**WHAT IS REQUIRED**. Take from the listing each line that has the string "ffffff".

## begin RECORDS FOR THE TASK

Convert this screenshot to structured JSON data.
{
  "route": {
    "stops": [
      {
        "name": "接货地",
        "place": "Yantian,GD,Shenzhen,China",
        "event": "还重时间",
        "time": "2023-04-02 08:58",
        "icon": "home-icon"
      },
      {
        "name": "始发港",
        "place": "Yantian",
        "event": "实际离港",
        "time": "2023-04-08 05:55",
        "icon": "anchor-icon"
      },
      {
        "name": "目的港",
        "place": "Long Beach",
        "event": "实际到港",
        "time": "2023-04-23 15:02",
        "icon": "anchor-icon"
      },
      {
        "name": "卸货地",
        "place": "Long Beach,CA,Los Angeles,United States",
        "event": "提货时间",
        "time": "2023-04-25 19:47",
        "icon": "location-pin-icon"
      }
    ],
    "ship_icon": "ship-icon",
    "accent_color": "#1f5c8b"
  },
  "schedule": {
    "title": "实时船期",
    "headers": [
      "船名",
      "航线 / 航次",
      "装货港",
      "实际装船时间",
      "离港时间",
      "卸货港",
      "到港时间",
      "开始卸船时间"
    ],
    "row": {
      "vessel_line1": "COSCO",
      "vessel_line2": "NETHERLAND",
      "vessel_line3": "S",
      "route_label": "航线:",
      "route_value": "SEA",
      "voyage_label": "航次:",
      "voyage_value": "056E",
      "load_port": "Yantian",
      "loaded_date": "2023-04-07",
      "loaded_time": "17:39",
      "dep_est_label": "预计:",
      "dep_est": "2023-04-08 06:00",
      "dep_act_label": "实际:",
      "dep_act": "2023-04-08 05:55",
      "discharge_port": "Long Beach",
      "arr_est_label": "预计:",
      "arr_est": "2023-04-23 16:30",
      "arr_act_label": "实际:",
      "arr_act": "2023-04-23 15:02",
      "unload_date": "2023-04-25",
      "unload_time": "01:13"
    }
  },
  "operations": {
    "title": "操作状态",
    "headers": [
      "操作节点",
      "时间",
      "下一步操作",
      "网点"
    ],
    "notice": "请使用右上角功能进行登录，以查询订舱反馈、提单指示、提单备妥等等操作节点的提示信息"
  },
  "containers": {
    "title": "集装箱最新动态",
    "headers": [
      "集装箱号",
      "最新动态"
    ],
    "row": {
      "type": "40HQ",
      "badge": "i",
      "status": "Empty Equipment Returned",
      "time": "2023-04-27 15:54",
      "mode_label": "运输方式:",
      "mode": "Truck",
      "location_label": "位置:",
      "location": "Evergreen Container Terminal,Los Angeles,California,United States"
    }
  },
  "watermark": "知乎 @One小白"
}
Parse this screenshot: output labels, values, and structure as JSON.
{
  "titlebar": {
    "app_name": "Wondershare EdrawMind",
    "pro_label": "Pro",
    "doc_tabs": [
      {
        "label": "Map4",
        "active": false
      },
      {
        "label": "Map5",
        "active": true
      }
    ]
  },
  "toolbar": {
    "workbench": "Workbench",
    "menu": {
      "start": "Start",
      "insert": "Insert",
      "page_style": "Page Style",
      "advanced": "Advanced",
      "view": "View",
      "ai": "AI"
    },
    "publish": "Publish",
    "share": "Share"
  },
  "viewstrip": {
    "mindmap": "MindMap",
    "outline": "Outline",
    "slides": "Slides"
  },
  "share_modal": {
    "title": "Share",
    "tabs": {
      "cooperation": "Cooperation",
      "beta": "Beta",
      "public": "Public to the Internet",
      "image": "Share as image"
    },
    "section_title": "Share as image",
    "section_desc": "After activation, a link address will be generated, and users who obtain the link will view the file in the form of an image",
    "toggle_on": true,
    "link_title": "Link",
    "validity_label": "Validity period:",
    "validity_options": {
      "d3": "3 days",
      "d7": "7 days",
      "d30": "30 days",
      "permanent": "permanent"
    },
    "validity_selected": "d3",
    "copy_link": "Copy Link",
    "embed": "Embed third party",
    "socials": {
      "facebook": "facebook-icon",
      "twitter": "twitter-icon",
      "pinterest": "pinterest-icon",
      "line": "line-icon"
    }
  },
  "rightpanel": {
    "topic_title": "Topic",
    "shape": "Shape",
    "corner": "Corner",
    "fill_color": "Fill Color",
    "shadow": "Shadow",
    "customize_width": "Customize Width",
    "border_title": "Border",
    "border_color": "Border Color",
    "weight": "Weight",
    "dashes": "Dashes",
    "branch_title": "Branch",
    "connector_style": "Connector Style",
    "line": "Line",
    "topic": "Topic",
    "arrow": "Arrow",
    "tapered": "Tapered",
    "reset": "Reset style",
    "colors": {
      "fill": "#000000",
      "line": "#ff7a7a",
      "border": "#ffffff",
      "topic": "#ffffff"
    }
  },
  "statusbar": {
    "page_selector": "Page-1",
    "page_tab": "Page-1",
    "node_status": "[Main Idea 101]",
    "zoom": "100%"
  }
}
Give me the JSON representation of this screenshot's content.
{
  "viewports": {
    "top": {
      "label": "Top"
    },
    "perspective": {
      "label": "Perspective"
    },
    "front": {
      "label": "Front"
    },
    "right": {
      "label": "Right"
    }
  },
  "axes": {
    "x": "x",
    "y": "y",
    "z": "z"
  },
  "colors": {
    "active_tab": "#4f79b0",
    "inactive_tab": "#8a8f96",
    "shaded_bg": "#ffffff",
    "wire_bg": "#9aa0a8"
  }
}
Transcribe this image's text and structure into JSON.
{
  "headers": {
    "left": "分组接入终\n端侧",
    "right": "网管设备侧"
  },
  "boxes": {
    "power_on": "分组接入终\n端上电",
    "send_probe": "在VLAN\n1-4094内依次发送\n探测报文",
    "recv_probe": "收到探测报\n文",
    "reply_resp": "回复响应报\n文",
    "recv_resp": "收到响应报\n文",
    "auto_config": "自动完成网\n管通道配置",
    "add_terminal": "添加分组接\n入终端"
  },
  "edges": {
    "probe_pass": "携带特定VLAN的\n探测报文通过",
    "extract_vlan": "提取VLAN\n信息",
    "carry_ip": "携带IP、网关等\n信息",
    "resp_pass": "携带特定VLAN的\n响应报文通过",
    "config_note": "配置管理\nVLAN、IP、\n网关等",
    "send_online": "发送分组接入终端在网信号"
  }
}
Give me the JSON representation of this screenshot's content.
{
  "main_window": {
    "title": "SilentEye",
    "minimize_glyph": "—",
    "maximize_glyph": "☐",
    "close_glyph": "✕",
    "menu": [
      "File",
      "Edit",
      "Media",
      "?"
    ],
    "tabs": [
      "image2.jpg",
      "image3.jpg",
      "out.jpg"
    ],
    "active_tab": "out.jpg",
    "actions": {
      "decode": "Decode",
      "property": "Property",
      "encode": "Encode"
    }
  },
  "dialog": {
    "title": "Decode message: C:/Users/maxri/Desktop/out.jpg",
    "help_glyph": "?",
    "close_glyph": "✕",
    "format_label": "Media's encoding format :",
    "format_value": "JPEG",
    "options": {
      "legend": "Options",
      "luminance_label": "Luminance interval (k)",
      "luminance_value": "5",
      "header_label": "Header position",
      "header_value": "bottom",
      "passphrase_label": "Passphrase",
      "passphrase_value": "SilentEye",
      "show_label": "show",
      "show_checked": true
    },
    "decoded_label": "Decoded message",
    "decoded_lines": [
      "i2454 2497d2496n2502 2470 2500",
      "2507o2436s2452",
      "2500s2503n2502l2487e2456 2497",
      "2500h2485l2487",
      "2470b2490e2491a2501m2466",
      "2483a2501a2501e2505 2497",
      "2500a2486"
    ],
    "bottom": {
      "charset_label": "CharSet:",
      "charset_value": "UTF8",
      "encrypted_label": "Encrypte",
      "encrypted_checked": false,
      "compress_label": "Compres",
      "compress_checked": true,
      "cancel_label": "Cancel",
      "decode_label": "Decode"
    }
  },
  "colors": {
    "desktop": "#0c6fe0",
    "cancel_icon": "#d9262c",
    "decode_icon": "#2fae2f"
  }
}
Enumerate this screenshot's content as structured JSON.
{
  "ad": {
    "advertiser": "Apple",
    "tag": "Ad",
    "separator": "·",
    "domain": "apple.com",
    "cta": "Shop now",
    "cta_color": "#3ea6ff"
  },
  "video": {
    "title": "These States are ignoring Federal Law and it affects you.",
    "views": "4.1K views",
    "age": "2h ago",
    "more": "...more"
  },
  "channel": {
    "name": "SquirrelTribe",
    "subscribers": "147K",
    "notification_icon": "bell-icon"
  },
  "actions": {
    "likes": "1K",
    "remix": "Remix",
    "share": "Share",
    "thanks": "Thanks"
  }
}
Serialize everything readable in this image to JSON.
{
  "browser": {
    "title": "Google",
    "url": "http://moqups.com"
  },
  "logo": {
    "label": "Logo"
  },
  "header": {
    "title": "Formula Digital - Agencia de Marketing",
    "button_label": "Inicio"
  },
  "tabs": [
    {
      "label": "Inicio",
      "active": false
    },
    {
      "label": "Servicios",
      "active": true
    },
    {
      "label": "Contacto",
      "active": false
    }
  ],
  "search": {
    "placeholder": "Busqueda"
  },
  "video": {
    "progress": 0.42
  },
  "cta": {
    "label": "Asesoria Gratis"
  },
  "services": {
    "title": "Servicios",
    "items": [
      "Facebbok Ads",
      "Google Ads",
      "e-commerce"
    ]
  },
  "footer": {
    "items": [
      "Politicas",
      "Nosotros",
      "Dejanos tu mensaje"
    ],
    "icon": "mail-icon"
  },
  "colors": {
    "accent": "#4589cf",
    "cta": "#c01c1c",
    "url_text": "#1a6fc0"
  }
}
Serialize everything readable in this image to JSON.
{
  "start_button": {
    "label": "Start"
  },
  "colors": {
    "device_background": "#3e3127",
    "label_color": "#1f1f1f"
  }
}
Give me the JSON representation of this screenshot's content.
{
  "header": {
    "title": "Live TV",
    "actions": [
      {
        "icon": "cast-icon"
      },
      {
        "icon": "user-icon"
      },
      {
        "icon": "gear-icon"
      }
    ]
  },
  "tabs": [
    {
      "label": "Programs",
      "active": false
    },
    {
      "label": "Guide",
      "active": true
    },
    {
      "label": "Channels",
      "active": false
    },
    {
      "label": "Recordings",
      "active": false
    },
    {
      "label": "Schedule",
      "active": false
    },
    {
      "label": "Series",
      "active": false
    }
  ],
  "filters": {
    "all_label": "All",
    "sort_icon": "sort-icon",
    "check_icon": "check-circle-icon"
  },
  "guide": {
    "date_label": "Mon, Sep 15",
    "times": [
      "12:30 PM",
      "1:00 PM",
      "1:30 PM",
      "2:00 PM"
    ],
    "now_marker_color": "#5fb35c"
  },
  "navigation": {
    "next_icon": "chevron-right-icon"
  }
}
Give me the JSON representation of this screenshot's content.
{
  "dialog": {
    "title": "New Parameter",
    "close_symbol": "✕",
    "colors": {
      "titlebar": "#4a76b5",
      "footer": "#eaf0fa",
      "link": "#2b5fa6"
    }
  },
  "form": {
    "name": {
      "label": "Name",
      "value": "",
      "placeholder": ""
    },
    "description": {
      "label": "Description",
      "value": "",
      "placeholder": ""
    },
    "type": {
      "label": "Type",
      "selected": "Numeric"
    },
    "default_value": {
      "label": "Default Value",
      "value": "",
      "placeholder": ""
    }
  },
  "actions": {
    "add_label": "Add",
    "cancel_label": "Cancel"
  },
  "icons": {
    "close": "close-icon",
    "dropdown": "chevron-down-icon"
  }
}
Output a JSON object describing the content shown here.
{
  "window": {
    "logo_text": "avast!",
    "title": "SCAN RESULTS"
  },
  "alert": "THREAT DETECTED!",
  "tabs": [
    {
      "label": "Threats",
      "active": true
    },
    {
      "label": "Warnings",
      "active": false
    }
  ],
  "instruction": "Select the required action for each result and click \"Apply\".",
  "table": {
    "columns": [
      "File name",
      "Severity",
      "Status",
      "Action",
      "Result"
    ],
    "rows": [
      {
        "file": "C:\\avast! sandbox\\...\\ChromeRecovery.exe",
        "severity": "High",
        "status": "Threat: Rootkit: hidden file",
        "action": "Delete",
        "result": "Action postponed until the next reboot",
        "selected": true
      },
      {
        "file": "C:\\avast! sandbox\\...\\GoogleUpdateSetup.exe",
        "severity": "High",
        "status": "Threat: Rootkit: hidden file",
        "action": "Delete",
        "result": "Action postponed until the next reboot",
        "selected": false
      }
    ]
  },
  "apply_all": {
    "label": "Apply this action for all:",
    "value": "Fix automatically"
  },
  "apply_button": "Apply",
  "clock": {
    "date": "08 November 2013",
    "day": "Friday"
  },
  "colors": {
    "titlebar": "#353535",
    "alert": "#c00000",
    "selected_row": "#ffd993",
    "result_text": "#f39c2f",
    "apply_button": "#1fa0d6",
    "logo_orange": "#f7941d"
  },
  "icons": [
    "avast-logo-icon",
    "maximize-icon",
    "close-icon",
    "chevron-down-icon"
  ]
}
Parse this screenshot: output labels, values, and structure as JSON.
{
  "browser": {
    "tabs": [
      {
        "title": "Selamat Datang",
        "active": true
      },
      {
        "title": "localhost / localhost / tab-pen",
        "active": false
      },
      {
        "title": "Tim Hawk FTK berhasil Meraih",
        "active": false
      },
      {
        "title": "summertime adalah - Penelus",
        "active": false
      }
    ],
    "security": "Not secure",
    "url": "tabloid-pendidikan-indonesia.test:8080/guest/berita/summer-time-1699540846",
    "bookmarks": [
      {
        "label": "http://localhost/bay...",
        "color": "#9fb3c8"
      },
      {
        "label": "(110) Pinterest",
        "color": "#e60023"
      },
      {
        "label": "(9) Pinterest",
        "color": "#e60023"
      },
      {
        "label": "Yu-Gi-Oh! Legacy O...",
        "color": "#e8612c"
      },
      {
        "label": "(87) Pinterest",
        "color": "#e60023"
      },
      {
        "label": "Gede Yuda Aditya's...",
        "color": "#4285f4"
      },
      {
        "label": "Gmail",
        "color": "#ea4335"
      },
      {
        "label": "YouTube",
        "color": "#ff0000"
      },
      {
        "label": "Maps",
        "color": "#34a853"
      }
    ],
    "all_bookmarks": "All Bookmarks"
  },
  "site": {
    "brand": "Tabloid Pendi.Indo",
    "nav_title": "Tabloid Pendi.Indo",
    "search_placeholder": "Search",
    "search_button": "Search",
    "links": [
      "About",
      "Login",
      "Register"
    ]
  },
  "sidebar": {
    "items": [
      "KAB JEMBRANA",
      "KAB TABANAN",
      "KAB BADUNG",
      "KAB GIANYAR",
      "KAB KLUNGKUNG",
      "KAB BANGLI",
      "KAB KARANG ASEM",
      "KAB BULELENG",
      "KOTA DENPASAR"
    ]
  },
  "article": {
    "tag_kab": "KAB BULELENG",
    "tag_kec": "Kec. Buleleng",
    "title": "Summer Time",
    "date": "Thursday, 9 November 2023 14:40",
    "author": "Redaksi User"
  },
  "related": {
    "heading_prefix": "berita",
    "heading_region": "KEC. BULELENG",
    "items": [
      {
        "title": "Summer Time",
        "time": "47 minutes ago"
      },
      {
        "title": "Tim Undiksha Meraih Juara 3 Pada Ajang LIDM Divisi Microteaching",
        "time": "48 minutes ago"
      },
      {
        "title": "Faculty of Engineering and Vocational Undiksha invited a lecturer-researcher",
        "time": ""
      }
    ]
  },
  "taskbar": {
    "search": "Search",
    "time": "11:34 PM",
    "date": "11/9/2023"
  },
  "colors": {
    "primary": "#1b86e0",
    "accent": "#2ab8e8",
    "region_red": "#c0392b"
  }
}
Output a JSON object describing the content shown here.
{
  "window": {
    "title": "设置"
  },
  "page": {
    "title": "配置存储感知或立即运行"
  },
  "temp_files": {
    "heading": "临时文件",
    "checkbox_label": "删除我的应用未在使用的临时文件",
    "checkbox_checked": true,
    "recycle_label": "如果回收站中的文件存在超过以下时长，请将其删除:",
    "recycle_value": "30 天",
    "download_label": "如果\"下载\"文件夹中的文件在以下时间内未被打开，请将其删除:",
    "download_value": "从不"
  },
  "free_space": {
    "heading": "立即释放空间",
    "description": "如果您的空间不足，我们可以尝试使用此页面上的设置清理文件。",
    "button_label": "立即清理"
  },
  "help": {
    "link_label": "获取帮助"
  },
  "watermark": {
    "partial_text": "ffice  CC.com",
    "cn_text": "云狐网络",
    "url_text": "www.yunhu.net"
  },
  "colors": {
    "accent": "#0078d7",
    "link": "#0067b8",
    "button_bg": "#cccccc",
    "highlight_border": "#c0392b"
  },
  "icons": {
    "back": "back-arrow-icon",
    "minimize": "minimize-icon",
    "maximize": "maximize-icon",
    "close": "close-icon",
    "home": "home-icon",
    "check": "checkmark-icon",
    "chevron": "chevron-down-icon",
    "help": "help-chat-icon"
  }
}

## end RECORDS FOR THE TASK

**RESPONSE TO THE TASK**.
      "border": "#ffffff",
      "topic": "#ffffff"
    "shaded_bg": "#ffffff",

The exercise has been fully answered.